WHAT YOU WILL DO
Only lines with the word "this" are needed; collect each of them from the listing below.

Extracted records
▬▬▬▬▬▬▬▬▬▬

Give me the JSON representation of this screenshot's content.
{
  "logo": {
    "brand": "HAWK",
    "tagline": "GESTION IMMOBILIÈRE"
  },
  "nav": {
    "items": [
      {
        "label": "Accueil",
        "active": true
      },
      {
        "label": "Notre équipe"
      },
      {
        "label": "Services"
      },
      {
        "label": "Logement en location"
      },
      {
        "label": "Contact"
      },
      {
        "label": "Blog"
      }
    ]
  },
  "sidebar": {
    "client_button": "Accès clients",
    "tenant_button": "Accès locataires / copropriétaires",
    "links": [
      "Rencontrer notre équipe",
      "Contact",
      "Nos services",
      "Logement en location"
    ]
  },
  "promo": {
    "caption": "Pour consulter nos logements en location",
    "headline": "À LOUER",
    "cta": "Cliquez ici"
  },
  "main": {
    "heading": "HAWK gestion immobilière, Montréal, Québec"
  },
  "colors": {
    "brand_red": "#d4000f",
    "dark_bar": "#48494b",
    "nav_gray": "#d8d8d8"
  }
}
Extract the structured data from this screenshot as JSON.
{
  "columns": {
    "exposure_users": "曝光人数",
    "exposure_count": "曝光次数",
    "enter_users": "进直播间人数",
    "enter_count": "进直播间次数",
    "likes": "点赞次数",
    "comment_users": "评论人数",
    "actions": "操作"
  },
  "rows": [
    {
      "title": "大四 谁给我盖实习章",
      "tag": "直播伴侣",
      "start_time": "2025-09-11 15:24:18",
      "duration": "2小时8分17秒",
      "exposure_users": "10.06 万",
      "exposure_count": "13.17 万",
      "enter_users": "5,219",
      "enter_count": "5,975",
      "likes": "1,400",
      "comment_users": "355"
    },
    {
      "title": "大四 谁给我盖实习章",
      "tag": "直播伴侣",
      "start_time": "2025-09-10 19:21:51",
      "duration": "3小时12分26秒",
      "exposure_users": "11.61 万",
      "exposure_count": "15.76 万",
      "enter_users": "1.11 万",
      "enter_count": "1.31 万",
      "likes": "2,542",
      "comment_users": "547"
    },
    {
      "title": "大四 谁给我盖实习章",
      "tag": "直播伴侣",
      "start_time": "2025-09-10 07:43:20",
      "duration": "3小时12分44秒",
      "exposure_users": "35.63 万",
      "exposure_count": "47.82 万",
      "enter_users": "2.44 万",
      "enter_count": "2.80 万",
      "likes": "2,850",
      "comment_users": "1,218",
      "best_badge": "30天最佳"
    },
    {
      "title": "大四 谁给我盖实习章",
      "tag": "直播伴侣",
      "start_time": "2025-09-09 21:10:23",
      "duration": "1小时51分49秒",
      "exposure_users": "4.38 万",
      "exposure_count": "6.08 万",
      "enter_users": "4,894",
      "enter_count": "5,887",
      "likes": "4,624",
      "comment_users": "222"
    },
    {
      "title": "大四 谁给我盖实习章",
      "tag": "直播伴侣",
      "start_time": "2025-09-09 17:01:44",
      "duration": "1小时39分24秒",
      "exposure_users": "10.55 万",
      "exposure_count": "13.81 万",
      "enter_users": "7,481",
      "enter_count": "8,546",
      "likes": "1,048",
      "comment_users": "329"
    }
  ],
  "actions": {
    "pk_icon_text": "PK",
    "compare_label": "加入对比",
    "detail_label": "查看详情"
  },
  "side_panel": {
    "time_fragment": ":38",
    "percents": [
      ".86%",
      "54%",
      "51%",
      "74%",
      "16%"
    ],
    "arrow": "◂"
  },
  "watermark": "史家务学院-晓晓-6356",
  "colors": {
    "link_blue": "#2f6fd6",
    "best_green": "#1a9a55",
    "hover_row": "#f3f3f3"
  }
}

▬▬▬▬▬▬▬▬▬▬

PROBLEM SOLUTION
Give me the JSON representation of this screenshot's content.
Extract the structured data from this screenshot as JSON.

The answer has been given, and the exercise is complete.